Direction - Find the lines below that contain the string "background". Copy each one.

-.-.-

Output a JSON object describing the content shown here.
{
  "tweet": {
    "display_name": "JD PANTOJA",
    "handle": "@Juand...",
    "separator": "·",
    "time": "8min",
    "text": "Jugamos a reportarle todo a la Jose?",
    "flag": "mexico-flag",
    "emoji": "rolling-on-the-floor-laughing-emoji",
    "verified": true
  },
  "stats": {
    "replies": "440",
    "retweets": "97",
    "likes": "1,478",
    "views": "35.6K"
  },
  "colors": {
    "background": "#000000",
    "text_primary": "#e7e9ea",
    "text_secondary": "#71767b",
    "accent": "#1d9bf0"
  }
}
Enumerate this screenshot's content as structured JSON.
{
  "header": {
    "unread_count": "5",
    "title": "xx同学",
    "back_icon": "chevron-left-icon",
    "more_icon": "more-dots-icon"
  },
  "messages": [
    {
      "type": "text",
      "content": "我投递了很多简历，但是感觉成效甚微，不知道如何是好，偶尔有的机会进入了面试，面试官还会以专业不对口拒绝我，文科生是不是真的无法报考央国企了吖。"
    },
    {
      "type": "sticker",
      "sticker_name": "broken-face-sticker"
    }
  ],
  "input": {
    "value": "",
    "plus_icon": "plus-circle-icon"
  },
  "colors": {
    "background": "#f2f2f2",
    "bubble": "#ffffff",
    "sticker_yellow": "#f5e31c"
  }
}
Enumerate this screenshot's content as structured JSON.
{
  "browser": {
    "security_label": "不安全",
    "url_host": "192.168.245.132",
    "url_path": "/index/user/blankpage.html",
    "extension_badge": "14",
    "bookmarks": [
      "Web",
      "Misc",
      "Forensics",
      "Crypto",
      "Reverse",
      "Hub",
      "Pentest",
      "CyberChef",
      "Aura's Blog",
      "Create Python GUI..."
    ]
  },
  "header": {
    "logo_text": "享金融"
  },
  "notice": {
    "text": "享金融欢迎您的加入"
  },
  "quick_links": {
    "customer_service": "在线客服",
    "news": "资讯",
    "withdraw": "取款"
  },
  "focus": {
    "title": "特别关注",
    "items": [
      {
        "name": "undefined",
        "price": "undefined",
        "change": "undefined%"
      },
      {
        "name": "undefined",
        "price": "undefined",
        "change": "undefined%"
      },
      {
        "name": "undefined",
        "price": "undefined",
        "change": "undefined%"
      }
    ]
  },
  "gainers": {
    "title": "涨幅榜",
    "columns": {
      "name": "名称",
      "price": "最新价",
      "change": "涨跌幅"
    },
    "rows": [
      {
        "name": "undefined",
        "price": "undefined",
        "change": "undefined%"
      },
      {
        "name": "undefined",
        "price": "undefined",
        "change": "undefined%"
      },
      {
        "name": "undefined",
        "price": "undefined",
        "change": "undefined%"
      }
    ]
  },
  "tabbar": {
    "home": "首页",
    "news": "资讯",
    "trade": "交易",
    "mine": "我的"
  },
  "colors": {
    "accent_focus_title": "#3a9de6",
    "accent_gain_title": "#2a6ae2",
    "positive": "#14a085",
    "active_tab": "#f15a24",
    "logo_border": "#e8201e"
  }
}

-.-.-

Complete response -
    "background": "#000000",
    "background": "#f2f2f2",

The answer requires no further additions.